● DIRECTIONS FOR THIS TASK:
Collect every line in the records below that contains the word "enters".

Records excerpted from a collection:

"""

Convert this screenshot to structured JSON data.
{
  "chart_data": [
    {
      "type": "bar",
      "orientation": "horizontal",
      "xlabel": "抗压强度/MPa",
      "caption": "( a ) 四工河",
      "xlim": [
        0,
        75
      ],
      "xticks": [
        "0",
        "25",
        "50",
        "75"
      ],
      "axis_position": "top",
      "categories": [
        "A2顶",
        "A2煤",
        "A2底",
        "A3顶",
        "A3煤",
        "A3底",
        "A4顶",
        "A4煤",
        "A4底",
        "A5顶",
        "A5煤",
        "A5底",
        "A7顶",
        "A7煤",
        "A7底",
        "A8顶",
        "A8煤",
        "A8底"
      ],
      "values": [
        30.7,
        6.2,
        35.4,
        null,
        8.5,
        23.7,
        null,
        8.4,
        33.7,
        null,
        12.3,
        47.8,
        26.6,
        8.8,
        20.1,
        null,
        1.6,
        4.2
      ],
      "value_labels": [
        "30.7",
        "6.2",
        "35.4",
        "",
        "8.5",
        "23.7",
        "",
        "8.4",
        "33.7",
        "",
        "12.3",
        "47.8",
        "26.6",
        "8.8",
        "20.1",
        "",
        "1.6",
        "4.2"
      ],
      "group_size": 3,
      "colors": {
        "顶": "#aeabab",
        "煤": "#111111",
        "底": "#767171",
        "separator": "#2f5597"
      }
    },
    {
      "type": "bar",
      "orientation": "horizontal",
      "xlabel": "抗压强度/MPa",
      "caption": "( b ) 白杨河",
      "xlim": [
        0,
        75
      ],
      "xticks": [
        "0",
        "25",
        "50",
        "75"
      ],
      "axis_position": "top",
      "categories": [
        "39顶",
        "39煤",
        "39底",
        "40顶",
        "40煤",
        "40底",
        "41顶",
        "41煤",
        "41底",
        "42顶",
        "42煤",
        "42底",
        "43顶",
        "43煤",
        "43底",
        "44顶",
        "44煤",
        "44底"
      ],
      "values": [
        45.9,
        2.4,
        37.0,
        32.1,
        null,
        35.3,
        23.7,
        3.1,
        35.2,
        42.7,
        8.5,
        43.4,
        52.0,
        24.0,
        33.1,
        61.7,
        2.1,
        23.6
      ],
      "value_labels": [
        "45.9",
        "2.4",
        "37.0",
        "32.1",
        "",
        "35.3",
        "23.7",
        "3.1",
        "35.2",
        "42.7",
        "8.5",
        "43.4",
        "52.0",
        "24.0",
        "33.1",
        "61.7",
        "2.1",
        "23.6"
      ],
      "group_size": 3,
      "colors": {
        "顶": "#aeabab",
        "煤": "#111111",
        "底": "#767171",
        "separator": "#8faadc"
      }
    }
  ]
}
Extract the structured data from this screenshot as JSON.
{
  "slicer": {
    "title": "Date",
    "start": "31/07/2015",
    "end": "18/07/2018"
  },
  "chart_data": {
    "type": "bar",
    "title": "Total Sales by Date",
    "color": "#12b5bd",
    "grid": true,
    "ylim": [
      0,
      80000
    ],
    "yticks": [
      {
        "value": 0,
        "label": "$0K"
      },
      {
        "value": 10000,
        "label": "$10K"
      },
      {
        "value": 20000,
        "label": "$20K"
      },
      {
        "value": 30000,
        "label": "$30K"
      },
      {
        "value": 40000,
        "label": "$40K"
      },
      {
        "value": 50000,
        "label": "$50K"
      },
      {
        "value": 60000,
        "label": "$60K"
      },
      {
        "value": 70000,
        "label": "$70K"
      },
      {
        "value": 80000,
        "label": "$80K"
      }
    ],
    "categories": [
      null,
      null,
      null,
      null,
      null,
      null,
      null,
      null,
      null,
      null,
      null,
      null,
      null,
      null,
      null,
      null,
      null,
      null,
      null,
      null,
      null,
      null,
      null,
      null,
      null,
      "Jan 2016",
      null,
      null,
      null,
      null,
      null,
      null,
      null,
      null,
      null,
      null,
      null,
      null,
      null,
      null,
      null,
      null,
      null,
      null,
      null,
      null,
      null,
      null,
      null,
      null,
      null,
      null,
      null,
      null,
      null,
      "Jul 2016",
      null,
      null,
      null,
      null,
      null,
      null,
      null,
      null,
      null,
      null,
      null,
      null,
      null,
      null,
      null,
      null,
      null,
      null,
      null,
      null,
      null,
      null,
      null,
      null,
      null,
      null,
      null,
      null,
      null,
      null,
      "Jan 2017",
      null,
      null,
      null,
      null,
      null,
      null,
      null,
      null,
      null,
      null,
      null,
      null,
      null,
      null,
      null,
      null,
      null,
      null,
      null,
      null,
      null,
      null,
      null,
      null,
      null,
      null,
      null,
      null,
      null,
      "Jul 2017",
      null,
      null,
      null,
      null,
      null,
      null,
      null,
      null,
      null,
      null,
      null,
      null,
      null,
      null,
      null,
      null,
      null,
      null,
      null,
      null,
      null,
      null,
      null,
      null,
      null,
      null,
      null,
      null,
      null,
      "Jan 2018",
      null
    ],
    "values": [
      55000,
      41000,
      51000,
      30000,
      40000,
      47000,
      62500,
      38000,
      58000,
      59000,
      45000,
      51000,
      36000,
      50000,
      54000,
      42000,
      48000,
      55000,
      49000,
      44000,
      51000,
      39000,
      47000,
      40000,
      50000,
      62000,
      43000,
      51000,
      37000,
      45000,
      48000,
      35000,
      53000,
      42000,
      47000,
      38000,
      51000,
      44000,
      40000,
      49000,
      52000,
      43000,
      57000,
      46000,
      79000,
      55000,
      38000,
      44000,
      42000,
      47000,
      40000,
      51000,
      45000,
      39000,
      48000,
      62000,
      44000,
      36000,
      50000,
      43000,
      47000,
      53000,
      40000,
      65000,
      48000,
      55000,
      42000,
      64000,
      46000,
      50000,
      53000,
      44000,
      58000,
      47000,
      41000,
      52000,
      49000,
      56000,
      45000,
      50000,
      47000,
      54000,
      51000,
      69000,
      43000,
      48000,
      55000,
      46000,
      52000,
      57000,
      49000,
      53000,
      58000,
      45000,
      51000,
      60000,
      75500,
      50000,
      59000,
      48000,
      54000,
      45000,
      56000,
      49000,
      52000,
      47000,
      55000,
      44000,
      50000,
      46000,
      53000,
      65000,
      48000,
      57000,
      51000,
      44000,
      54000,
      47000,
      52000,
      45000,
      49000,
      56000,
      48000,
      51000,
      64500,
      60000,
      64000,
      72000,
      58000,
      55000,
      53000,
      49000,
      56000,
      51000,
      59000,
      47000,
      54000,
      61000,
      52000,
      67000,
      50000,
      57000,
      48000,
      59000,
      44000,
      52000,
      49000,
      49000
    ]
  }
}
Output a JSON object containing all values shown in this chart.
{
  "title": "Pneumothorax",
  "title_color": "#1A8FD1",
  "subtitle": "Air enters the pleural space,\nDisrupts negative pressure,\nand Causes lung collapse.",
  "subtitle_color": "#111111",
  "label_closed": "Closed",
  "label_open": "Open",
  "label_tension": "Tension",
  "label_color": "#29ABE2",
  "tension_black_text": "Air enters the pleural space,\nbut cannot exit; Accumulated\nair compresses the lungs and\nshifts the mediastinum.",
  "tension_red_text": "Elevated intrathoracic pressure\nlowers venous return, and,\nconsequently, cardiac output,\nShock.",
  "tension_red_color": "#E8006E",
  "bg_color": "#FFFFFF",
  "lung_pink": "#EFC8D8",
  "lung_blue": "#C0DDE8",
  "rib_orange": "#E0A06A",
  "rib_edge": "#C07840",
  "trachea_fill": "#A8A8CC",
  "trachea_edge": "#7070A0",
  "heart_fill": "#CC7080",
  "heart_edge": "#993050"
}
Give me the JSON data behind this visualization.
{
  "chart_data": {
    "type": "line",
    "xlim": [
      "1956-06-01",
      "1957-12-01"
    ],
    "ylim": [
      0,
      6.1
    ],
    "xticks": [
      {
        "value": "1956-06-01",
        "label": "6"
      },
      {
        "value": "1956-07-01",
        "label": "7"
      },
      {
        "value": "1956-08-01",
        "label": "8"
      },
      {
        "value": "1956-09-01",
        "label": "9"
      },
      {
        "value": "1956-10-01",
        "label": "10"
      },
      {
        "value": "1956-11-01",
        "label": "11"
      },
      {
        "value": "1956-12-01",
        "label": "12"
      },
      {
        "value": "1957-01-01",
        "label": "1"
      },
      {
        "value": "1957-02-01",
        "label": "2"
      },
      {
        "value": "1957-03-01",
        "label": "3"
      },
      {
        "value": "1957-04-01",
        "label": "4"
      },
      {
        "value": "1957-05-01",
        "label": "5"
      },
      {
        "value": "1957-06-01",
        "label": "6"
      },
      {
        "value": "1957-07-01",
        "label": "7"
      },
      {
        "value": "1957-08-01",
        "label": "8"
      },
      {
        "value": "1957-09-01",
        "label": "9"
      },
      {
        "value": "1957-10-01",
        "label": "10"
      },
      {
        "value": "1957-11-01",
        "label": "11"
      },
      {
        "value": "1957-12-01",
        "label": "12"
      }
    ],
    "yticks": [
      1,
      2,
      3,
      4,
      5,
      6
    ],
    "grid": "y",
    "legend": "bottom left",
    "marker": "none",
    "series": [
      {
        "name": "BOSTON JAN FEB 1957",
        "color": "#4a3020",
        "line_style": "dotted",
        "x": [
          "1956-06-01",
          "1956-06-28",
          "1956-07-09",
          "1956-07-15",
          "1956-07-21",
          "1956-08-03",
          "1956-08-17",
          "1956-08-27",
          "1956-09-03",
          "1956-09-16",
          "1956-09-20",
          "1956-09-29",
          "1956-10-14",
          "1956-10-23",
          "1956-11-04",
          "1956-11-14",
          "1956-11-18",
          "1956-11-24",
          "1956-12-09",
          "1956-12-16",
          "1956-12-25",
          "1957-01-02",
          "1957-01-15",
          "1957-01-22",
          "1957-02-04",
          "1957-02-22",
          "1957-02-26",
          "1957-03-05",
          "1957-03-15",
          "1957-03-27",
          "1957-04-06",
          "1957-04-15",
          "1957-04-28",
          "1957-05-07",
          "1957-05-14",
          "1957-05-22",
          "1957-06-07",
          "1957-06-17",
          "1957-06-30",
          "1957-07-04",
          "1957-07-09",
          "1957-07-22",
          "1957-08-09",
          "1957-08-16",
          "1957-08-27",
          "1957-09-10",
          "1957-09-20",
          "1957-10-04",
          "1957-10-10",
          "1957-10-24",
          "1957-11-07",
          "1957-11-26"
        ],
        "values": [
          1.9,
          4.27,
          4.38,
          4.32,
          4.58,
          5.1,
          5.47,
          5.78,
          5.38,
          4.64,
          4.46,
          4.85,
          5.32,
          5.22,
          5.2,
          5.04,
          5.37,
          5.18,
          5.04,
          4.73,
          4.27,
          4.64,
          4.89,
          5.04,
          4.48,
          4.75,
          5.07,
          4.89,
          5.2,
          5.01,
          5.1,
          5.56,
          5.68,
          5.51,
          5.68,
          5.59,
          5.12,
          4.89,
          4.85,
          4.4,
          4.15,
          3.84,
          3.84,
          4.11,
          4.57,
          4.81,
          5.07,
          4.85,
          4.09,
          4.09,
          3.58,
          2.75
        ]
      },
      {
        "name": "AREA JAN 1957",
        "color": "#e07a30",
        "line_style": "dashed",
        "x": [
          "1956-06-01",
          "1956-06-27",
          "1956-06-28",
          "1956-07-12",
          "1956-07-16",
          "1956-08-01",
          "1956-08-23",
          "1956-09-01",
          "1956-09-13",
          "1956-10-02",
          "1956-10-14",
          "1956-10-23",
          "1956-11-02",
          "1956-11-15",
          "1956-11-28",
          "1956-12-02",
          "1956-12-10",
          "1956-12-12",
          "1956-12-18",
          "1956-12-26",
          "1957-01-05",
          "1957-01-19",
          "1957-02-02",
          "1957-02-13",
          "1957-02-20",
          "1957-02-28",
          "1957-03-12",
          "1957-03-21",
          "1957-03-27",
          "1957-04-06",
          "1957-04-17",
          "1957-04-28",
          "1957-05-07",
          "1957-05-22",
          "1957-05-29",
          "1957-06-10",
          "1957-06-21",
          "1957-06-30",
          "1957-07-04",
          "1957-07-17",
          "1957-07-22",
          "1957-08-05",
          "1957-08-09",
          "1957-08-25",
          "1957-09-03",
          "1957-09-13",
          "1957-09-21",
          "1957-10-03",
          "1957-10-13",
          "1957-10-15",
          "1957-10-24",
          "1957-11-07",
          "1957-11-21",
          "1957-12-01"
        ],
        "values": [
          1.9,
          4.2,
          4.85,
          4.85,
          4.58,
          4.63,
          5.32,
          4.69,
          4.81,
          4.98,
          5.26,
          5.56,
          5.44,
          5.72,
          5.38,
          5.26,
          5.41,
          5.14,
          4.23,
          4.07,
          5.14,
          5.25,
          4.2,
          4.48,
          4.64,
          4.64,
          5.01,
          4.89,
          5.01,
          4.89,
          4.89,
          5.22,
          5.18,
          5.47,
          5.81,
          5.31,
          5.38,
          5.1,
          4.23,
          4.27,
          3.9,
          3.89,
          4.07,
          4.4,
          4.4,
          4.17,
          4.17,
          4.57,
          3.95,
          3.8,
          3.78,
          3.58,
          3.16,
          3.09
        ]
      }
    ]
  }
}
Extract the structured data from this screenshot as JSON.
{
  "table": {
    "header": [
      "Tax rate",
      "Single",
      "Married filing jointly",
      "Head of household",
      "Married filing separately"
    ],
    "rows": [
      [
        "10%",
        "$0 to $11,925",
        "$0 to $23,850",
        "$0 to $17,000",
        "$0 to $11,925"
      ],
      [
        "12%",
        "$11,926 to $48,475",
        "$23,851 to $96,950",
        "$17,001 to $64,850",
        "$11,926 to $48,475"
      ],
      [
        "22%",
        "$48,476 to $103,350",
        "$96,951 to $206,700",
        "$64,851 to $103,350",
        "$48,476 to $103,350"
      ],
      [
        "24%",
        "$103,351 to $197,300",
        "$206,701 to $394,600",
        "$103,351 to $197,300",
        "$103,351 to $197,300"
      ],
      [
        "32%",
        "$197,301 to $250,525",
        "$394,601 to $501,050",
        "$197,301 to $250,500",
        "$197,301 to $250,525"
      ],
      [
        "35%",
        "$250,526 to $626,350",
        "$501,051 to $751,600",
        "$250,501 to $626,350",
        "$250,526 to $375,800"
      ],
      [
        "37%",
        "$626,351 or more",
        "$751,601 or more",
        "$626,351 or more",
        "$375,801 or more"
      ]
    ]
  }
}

"""

● RESULT FOR THIS EXERCISE:
  "subtitle": "Air enters the pleural space,\nDisrupts negative pressure,\nand Causes lung collapse.",
  "tension_black_text": "Air enters the pleural space,\nbut cannot exit; Accumulated\nair compresses the lungs and\nshifts the mediastinum.",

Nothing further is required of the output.